▶ **Required work**: Convert the lines below into a JSON list of strings, with one string per line and blank lines omitted.

[Rows from a dataset]

● ● ●

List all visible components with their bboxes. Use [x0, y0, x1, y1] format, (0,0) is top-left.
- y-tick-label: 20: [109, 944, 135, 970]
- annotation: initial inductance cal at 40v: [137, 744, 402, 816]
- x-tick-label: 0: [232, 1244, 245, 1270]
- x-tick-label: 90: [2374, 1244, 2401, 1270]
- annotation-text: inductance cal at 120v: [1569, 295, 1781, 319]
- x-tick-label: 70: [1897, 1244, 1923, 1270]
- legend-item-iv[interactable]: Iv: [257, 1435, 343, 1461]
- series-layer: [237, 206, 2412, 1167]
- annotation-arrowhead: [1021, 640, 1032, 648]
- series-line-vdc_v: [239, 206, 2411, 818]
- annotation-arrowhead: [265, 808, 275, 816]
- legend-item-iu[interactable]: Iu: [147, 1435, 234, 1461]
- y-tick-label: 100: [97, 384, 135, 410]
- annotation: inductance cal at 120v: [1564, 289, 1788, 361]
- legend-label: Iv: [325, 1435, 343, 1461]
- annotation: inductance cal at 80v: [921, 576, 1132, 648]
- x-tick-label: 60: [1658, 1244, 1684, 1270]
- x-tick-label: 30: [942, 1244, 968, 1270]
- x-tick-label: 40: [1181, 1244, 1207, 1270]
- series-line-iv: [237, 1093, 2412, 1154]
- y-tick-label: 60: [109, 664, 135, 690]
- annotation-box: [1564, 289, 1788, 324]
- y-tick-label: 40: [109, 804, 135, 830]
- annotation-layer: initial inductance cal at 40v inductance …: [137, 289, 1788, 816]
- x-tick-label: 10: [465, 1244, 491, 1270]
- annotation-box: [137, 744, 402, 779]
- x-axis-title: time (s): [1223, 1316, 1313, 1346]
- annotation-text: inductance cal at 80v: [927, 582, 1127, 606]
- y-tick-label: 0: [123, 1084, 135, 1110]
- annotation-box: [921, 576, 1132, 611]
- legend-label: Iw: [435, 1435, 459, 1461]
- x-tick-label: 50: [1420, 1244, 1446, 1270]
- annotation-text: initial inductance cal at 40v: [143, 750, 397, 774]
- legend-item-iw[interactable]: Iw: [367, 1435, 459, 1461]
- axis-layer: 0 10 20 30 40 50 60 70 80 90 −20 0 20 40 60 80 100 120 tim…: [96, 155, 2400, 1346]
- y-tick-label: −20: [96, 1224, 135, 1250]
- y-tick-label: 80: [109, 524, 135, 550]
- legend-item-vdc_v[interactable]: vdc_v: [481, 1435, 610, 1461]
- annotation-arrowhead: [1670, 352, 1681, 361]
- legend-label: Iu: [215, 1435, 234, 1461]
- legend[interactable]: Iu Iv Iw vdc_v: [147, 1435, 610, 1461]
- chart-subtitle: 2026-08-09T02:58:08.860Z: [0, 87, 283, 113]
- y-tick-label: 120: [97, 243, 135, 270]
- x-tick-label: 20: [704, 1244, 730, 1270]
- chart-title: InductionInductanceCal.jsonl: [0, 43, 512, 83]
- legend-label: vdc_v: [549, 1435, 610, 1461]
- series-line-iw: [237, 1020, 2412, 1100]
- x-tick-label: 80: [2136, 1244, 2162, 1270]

● ● ●

▶ **Response to this task**:
[
  "List all visible components with their bboxes. Use [x0, y0, x1, y1] format, (0,0) is top-left.",
  "- y-tick-label: 20: [109, 944, 135, 970]",
  "- annotation: initial inductance cal at 40v: [137, 744, 402, 816]",
  "- x-tick-label: 0: [232, 1244, 245, 1270]",
  "- x-tick-label: 90: [2374, 1244, 2401, 1270]",
  "- annotation-text: inductance cal at 120v: [1569, 295, 1781, 319]",
  "- x-tick-label: 70: [1897, 1244, 1923, 1270]",
  "- legend-item-iv[interactable]: Iv: [257, 1435, 343, 1461]",
  "- series-layer: [237, 206, 2412, 1167]",
  "- annotation-arrowhead: [1021, 640, 1032, 648]",
  "- series-line-vdc_v: [239, 206, 2411, 818]",
  "- annotation-arrowhead: [265, 808, 275, 816]",
  "- legend-item-iu[interactable]: Iu: [147, 1435, 234, 1461]",
  "- y-tick-label: 100: [97, 384, 135, 410]",
  "- annotation: inductance cal at 120v: [1564, 289, 1788, 361]",
  "- legend-label: Iv: [325, 1435, 343, 1461]",
  "- annotation: inductance cal at 80v: [921, 576, 1132, 648]",
  "- x-tick-label: 60: [1658, 1244, 1684, 1270]",
  "- x-tick-label: 30: [942, 1244, 968, 1270]",
  "- x-tick-label: 40: [1181, 1244, 1207, 1270]",
  "- series-line-iv: [237, 1093, 2412, 1154]",
  "- y-tick-label: 60: [109, 664, 135, 690]",
  "- annotation-box: [1564, 289, 1788, 324]",
  "- y-tick-label: 40: [109, 804, 135, 830]",
  "- annotation-layer: initial inductance cal at 40v inductance …: [137, 289, 1788, 816]",
  "- x-tick-label: 10: [465, 1244, 491, 1270]",
  "- annotation-box: [137, 744, 402, 779]",
  "- x-axis-title: time (s): [1223, 1316, 1313, 1346]",
  "- annotation-text: inductance cal at 80v: [927, 582, 1127, 606]",
  "- y-tick-label: 0: [123, 1084, 135, 1110]",
  "- annotation-box: [921, 576, 1132, 611]",
  "- legend-label: Iw: [435, 1435, 459, 1461]",
  "- x-tick-label: 50: [1420, 1244, 1446, 1270]",
  "- annotation-text: initial inductance cal at 40v: [143, 750, 397, 774]",
  "- legend-item-iw[interactable]: Iw: [367, 1435, 459, 1461]",
  "- axis-layer: 0 10 20 30 40 50 60 70 80 90 −20 0 20 40 60 80 100 120 tim…: [96, 155, 2400, 1346]",
  "- y-tick-label: −20: [96, 1224, 135, 1250]",
  "- y-tick-label: 80: [109, 524, 135, 550]",
  "- legend-item-vdc_v[interactable]: vdc_v: [481, 1435, 610, 1461]",
  "- annotation-arrowhead: [1670, 352, 1681, 361]",
  "- legend-label: Iu: [215, 1435, 234, 1461]",
  "- legend[interactable]: Iu Iv Iw vdc_v: [147, 1435, 610, 1461]",
  "- chart-subtitle: 2026-08-09T02:58:08.860Z: [0, 87, 283, 113]",
  "- y-tick-label: 120: [97, 243, 135, 270]",
  "- x-tick-label: 20: [704, 1244, 730, 1270]",
  "- chart-title: InductionInductanceCal.jsonl: [0, 43, 512, 83]",
  "- legend-label: vdc_v: [549, 1435, 610, 1461]",
  "- series-line-iw: [237, 1020, 2412, 1100]",
  "- x-tick-label: 80: [2136, 1244, 2162, 1270]"
]